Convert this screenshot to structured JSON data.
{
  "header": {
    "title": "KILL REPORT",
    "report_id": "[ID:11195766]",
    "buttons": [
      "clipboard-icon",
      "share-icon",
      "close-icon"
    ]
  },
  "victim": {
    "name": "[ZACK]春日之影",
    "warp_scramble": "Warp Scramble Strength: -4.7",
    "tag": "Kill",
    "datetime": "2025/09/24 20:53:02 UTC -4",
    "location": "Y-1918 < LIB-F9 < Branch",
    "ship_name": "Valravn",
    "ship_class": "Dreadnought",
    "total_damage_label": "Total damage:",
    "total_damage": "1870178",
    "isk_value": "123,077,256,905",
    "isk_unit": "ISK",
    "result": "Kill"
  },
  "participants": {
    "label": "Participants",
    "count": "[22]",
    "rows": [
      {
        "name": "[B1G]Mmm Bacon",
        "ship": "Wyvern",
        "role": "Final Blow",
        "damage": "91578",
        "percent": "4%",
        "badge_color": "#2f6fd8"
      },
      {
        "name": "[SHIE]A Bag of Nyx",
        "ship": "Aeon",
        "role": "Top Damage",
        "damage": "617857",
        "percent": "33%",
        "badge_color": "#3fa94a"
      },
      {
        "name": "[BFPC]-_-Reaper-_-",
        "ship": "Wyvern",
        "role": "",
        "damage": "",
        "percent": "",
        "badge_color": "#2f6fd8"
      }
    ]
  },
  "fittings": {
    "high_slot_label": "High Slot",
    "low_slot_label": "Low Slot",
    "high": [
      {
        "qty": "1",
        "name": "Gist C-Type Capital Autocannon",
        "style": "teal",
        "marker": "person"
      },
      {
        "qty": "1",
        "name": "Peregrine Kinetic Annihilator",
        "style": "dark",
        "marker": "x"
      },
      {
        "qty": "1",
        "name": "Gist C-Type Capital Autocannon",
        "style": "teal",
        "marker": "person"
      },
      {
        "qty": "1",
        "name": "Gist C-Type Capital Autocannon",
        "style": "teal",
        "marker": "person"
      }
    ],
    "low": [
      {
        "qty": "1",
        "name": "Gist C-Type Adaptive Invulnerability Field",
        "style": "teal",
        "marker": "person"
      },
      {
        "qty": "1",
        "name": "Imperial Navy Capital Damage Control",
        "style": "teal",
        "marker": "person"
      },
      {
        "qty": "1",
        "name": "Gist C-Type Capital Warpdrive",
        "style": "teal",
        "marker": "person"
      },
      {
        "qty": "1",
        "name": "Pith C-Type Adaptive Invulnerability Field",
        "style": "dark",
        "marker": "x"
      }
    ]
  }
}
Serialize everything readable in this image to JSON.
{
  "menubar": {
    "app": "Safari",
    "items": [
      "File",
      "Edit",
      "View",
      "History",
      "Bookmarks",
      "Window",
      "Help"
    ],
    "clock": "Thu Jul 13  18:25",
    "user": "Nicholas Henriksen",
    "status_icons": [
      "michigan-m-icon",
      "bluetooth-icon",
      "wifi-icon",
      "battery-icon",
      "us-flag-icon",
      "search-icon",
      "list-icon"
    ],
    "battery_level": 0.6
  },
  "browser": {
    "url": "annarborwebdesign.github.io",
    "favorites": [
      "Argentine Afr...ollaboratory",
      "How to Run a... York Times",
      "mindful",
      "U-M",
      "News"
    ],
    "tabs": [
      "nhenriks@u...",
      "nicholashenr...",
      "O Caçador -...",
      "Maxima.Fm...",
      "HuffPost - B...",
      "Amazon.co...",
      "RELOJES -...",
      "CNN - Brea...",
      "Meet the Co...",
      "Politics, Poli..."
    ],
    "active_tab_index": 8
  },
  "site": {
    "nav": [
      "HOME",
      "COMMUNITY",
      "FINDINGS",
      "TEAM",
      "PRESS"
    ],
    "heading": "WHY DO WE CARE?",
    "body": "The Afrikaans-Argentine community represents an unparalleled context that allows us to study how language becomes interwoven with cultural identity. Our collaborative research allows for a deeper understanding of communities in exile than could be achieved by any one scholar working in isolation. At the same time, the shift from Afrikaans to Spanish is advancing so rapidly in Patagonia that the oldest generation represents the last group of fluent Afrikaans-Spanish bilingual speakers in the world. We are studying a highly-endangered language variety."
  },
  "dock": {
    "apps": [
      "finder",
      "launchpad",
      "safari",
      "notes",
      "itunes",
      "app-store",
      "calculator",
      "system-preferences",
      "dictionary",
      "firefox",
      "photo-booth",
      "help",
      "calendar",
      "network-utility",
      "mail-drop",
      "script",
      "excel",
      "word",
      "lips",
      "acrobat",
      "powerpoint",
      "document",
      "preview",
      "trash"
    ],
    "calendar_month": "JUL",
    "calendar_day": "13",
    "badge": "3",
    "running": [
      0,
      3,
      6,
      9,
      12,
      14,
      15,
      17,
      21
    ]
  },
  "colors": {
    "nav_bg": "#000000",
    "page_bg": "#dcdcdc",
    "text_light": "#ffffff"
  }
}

Request
All records above must be set down exactly, please.

Complete answer
Convert this screenshot to structured JSON data.
{
  "header": {
    "title": "KILL REPORT",
    "report_id": "[ID:11195766]",
    "buttons": [
      "clipboard-icon",
      "share-icon",
      "close-icon"
    ]
  },
  "victim": {
    "name": "[ZACK]春日之影",
    "warp_scramble": "Warp Scramble Strength: -4.7",
    "tag": "Kill",
    "datetime": "2025/09/24 20:53:02 UTC -4",
    "location": "Y-1918 < LIB-F9 < Branch",
    "ship_name": "Valravn",
    "ship_class": "Dreadnought",
    "total_damage_label": "Total damage:",
    "total_damage": "1870178",
    "isk_value": "123,077,256,905",
    "isk_unit": "ISK",
    "result": "Kill"
  },
  "participants": {
    "label": "Participants",
    "count": "[22]",
    "rows": [
      {
        "name": "[B1G]Mmm Bacon",
        "ship": "Wyvern",
        "role": "Final Blow",
        "damage": "91578",
        "percent": "4%",
        "badge_color": "#2f6fd8"
      },
      {
        "name": "[SHIE]A Bag of Nyx",
        "ship": "Aeon",
        "role": "Top Damage",
        "damage": "617857",
        "percent": "33%",
        "badge_color": "#3fa94a"
      },
      {
        "name": "[BFPC]-_-Reaper-_-",
        "ship": "Wyvern",
        "role": "",
        "damage": "",
        "percent": "",
        "badge_color": "#2f6fd8"
      }
    ]
  },
  "fittings": {
    "high_slot_label": "High Slot",
    "low_slot_label": "Low Slot",
    "high": [
      {
        "qty": "1",
        "name": "Gist C-Type Capital Autocannon",
        "style": "teal",
        "marker": "person"
      },
      {
        "qty": "1",
        "name": "Peregrine Kinetic Annihilator",
        "style": "dark",
        "marker": "x"
      },
      {
        "qty": "1",
        "name": "Gist C-Type Capital Autocannon",
        "style": "teal",
        "marker": "person"
      },
      {
        "qty": "1",
        "name": "Gist C-Type Capital Autocannon",
        "style": "teal",
        "marker": "person"
      }
    ],
    "low": [
      {
        "qty": "1",
        "name": "Gist C-Type Adaptive Invulnerability Field",
        "style": "teal",
        "marker": "person"
      },
      {
        "qty": "1",
        "name": "Imperial Navy Capital Damage Control",
        "style": "teal",
        "marker": "person"
      },
      {
        "qty": "1",
        "name": "Gist C-Type Capital Warpdrive",
        "style": "teal",
        "marker": "person"
      },
      {
        "qty": "1",
        "name": "Pith C-Type Adaptive Invulnerability Field",
        "style": "dark",
        "marker": "x"
      }
    ]
  }
}
Serialize everything readable in this image to JSON.
{
  "menubar": {
    "app": "Safari",
    "items": [
      "File",
      "Edit",
      "View",
      "History",
      "Bookmarks",
      "Window",
      "Help"
    ],
    "clock": "Thu Jul 13  18:25",
    "user": "Nicholas Henriksen",
    "status_icons": [
      "michigan-m-icon",
      "bluetooth-icon",
      "wifi-icon",
      "battery-icon",
      "us-flag-icon",
      "search-icon",
      "list-icon"
    ],
    "battery_level": 0.6
  },
  "browser": {
    "url": "annarborwebdesign.github.io",
    "favorites": [
      "Argentine Afr...ollaboratory",
      "How to Run a... York Times",
      "mindful",
      "U-M",
      "News"
    ],
    "tabs": [
      "nhenriks@u...",
      "nicholashenr...",
      "O Caçador -...",
      "Maxima.Fm...",
      "HuffPost - B...",
      "Amazon.co...",
      "RELOJES -...",
      "CNN - Brea...",
      "Meet the Co...",
      "Politics, Poli..."
    ],
    "active_tab_index": 8
  },
  "site": {
    "nav": [
      "HOME",
      "COMMUNITY",
      "FINDINGS",
      "TEAM",
      "PRESS"
    ],
    "heading": "WHY DO WE CARE?",
    "body": "The Afrikaans-Argentine community represents an unparalleled context that allows us to study how language becomes interwoven with cultural identity. Our collaborative research allows for a deeper understanding of communities in exile than could be achieved by any one scholar working in isolation. At the same time, the shift from Afrikaans to Spanish is advancing so rapidly in Patagonia that the oldest generation represents the last group of fluent Afrikaans-Spanish bilingual speakers in the world. We are studying a highly-endangered language variety."
  },
  "dock": {
    "apps": [
      "finder",
      "launchpad",
      "safari",
      "notes",
      "itunes",
      "app-store",
      "calculator",
      "system-preferences",
      "dictionary",
      "firefox",
      "photo-booth",
      "help",
      "calendar",
      "network-utility",
      "mail-drop",
      "script",
      "excel",
      "word",
      "lips",
      "acrobat",
      "powerpoint",
      "document",
      "preview",
      "trash"
    ],
    "calendar_month": "JUL",
    "calendar_day": "13",
    "badge": "3",
    "running": [
      0,
      3,
      6,
      9,
      12,
      14,
      15,
      17,
      21
    ]
  },
  "colors": {
    "nav_bg": "#000000",
    "page_bg": "#dcdcdc",
    "text_light": "#ffffff"
  }
}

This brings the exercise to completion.